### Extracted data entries
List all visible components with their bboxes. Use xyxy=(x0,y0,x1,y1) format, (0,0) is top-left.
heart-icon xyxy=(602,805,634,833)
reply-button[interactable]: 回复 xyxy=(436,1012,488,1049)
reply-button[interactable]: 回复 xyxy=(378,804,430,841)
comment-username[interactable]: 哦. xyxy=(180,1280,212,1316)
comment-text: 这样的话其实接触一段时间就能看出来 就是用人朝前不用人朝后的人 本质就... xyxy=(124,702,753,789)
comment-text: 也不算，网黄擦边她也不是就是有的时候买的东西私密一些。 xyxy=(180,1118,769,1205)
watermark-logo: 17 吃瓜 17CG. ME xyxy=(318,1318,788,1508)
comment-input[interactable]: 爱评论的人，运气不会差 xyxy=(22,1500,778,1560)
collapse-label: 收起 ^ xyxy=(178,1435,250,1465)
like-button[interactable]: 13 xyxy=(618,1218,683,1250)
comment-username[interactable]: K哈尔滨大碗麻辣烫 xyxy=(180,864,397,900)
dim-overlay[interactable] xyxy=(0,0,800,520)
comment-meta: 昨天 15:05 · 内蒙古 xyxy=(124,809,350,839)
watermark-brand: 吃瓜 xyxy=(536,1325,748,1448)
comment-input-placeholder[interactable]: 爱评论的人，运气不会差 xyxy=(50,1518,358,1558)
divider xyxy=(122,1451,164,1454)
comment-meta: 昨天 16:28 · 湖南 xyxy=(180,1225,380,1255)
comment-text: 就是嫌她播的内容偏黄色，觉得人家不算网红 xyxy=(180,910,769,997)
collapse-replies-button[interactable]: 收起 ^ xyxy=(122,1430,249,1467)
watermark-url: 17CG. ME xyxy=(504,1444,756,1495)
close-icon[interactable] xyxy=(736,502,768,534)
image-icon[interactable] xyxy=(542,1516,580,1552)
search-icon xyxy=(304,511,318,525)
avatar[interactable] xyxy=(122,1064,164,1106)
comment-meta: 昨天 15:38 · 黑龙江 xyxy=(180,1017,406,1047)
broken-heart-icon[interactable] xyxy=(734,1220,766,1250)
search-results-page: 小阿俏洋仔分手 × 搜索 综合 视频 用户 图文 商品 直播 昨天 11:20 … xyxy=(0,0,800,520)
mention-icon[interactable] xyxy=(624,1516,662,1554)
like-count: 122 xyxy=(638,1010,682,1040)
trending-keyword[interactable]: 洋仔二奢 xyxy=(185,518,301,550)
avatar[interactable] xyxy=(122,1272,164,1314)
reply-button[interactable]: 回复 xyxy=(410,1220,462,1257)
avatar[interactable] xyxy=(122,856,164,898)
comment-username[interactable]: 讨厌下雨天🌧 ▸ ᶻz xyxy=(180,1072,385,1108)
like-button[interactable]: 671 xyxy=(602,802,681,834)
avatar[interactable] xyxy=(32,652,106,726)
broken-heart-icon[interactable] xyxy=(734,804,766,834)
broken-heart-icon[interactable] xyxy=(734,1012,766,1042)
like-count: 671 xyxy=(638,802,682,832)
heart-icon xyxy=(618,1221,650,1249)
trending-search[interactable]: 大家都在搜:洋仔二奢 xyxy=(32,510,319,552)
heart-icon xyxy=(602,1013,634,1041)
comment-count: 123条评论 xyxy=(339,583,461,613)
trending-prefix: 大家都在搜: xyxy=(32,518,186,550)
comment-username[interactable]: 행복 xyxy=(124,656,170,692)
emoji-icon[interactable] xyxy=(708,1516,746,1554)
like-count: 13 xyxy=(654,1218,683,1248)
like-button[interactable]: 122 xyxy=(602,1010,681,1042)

### What you are asked to do
Please reproduce every line of the data above without changing a single character.

### Final answer
List all visible components with their bboxes. Use xyxy=(x0,y0,x1,y1) format, (0,0) is top-left.
heart-icon xyxy=(602,805,634,833)
reply-button[interactable]: 回复 xyxy=(436,1012,488,1049)
reply-button[interactable]: 回复 xyxy=(378,804,430,841)
comment-username[interactable]: 哦. xyxy=(180,1280,212,1316)
comment-text: 这样的话其实接触一段时间就能看出来 就是用人朝前不用人朝后的人 本质就... xyxy=(124,702,753,789)
comment-text: 也不算，网黄擦边她也不是就是有的时候买的东西私密一些。 xyxy=(180,1118,769,1205)
watermark-logo: 17 吃瓜 17CG. ME xyxy=(318,1318,788,1508)
comment-input[interactable]: 爱评论的人，运气不会差 xyxy=(22,1500,778,1560)
collapse-label: 收起 ^ xyxy=(178,1435,250,1465)
like-button[interactable]: 13 xyxy=(618,1218,683,1250)
comment-username[interactable]: K哈尔滨大碗麻辣烫 xyxy=(180,864,397,900)
dim-overlay[interactable] xyxy=(0,0,800,520)
comment-meta: 昨天 15:05 · 内蒙古 xyxy=(124,809,350,839)
watermark-brand: 吃瓜 xyxy=(536,1325,748,1448)
comment-input-placeholder[interactable]: 爱评论的人，运气不会差 xyxy=(50,1518,358,1558)
divider xyxy=(122,1451,164,1454)
comment-meta: 昨天 16:28 · 湖南 xyxy=(180,1225,380,1255)
comment-text: 就是嫌她播的内容偏黄色，觉得人家不算网红 xyxy=(180,910,769,997)
collapse-replies-button[interactable]: 收起 ^ xyxy=(122,1430,249,1467)
watermark-url: 17CG. ME xyxy=(504,1444,756,1495)
close-icon[interactable] xyxy=(736,502,768,534)
image-icon[interactable] xyxy=(542,1516,580,1552)
search-icon xyxy=(304,511,318,525)
avatar[interactable] xyxy=(122,1064,164,1106)
comment-meta: 昨天 15:38 · 黑龙江 xyxy=(180,1017,406,1047)
broken-heart-icon[interactable] xyxy=(734,1220,766,1250)
search-results-page: 小阿俏洋仔分手 × 搜索 综合 视频 用户 图文 商品 直播 昨天 11:20 … xyxy=(0,0,800,520)
mention-icon[interactable] xyxy=(624,1516,662,1554)
like-count: 122 xyxy=(638,1010,682,1040)
trending-keyword[interactable]: 洋仔二奢 xyxy=(185,518,301,550)
avatar[interactable] xyxy=(122,1272,164,1314)
reply-button[interactable]: 回复 xyxy=(410,1220,462,1257)
avatar[interactable] xyxy=(122,856,164,898)
comment-username[interactable]: 讨厌下雨天🌧 ▸ ᶻz xyxy=(180,1072,385,1108)
like-button[interactable]: 671 xyxy=(602,802,681,834)
avatar[interactable] xyxy=(32,652,106,726)
broken-heart-icon[interactable] xyxy=(734,804,766,834)
broken-heart-icon[interactable] xyxy=(734,1012,766,1042)
like-count: 671 xyxy=(638,802,682,832)
heart-icon xyxy=(618,1221,650,1249)
trending-search[interactable]: 大家都在搜:洋仔二奢 xyxy=(32,510,319,552)
heart-icon xyxy=(602,1013,634,1041)
comment-count: 123条评论 xyxy=(339,583,461,613)
trending-prefix: 大家都在搜: xyxy=(32,518,186,550)
comment-username[interactable]: 행복 xyxy=(124,656,170,692)
emoji-icon[interactable] xyxy=(708,1516,746,1554)
like-count: 13 xyxy=(654,1218,683,1248)
like-button[interactable]: 122 xyxy=(602,1010,681,1042)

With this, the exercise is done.